__WHAT YOU HAVE TO DO__
The records should be repeated word for word, pictures excluded.

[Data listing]
::::::::
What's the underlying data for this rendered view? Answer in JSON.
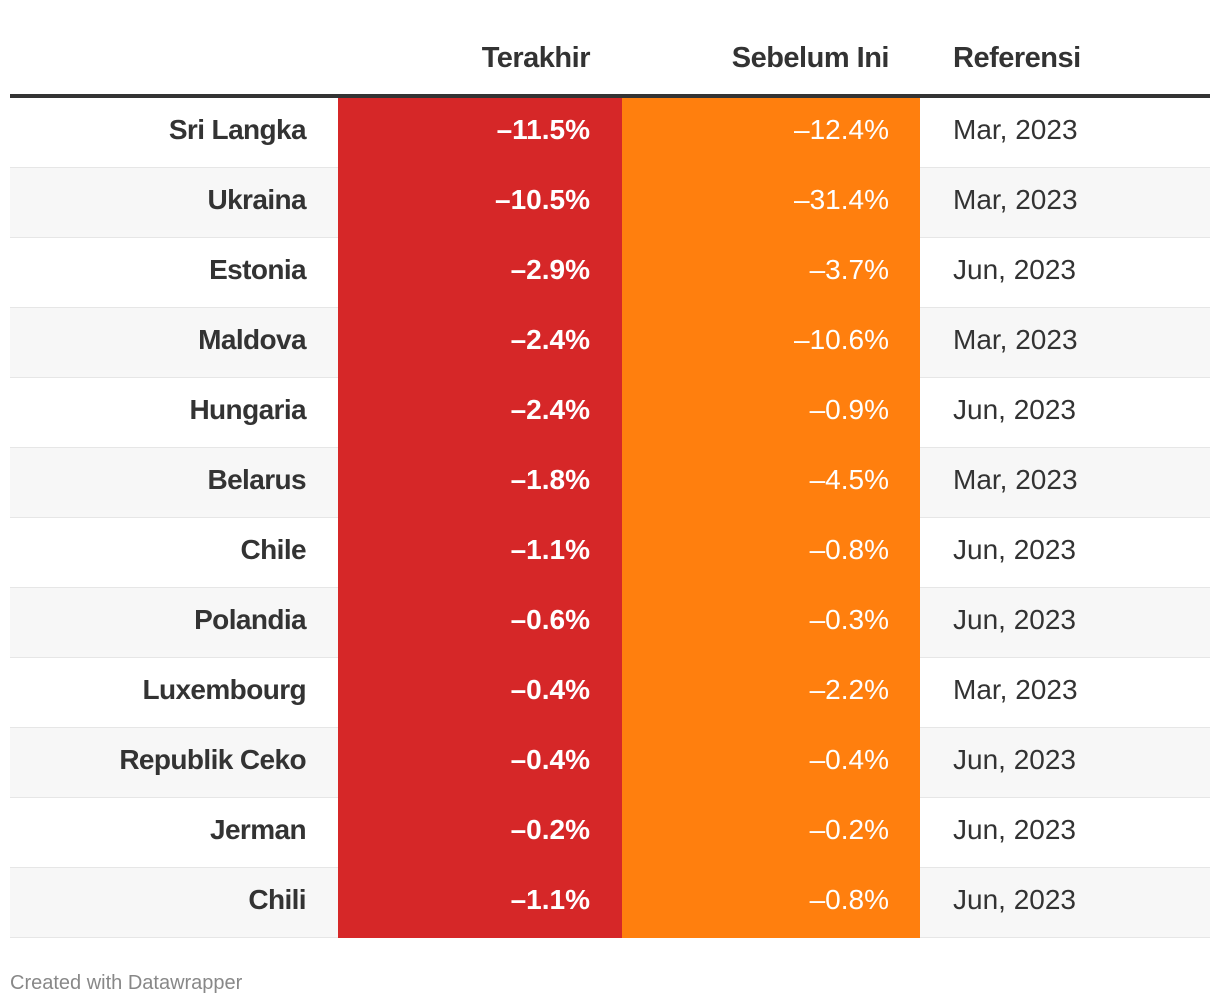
{
  "chart_data": {
    "type": "table",
    "columns": [
      "",
      "Terakhir",
      "Sebelum Ini",
      "Referensi"
    ],
    "colors": {
      "last": "#d62728",
      "prev": "#ff7f0e"
    },
    "rows": [
      {
        "country": "Sri Langka",
        "last": "–11.5%",
        "prev": "–12.4%",
        "ref": "Mar, 2023"
      },
      {
        "country": "Ukraina",
        "last": "–10.5%",
        "prev": "–31.4%",
        "ref": "Mar, 2023"
      },
      {
        "country": "Estonia",
        "last": "–2.9%",
        "prev": "–3.7%",
        "ref": "Jun, 2023"
      },
      {
        "country": "Maldova",
        "last": "–2.4%",
        "prev": "–10.6%",
        "ref": "Mar, 2023"
      },
      {
        "country": "Hungaria",
        "last": "–2.4%",
        "prev": "–0.9%",
        "ref": "Jun, 2023"
      },
      {
        "country": "Belarus",
        "last": "–1.8%",
        "prev": "–4.5%",
        "ref": "Mar, 2023"
      },
      {
        "country": "Chile",
        "last": "–1.1%",
        "prev": "–0.8%",
        "ref": "Jun, 2023"
      },
      {
        "country": "Polandia",
        "last": "–0.6%",
        "prev": "–0.3%",
        "ref": "Jun, 2023"
      },
      {
        "country": "Luxembourg",
        "last": "–0.4%",
        "prev": "–2.2%",
        "ref": "Mar, 2023"
      },
      {
        "country": "Republik Ceko",
        "last": "–0.4%",
        "prev": "–0.4%",
        "ref": "Jun, 2023"
      },
      {
        "country": "Jerman",
        "last": "–0.2%",
        "prev": "–0.2%",
        "ref": "Jun, 2023"
      },
      {
        "country": "Chili",
        "last": "–1.1%",
        "prev": "–0.8%",
        "ref": "Jun, 2023"
      }
    ]
  },
  "footer": "Created with Datawrapper"
}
::::::::
__EXERCISE ANSWER__
What's the underlying data for this rendered view? Answer in JSON.
{
  "chart_data": {
    "type": "table",
    "columns": [
      "",
      "Terakhir",
      "Sebelum Ini",
      "Referensi"
    ],
    "colors": {
      "last": "#d62728",
      "prev": "#ff7f0e"
    },
    "rows": [
      {
        "country": "Sri Langka",
        "last": "–11.5%",
        "prev": "–12.4%",
        "ref": "Mar, 2023"
      },
      {
        "country": "Ukraina",
        "last": "–10.5%",
        "prev": "–31.4%",
        "ref": "Mar, 2023"
      },
      {
        "country": "Estonia",
        "last": "–2.9%",
        "prev": "–3.7%",
        "ref": "Jun, 2023"
      },
      {
        "country": "Maldova",
        "last": "–2.4%",
        "prev": "–10.6%",
        "ref": "Mar, 2023"
      },
      {
        "country": "Hungaria",
        "last": "–2.4%",
        "prev": "–0.9%",
        "ref": "Jun, 2023"
      },
      {
        "country": "Belarus",
        "last": "–1.8%",
        "prev": "–4.5%",
        "ref": "Mar, 2023"
      },
      {
        "country": "Chile",
        "last": "–1.1%",
        "prev": "–0.8%",
        "ref": "Jun, 2023"
      },
      {
        "country": "Polandia",
        "last": "–0.6%",
        "prev": "–0.3%",
        "ref": "Jun, 2023"
      },
      {
        "country": "Luxembourg",
        "last": "–0.4%",
        "prev": "–2.2%",
        "ref": "Mar, 2023"
      },
      {
        "country": "Republik Ceko",
        "last": "–0.4%",
        "prev": "–0.4%",
        "ref": "Jun, 2023"
      },
      {
        "country": "Jerman",
        "last": "–0.2%",
        "prev": "–0.2%",
        "ref": "Jun, 2023"
      },
      {
        "country": "Chili",
        "last": "–1.1%",
        "prev": "–0.8%",
        "ref": "Jun, 2023"
      }
    ]
  },
  "footer": "Created with Datawrapper"
}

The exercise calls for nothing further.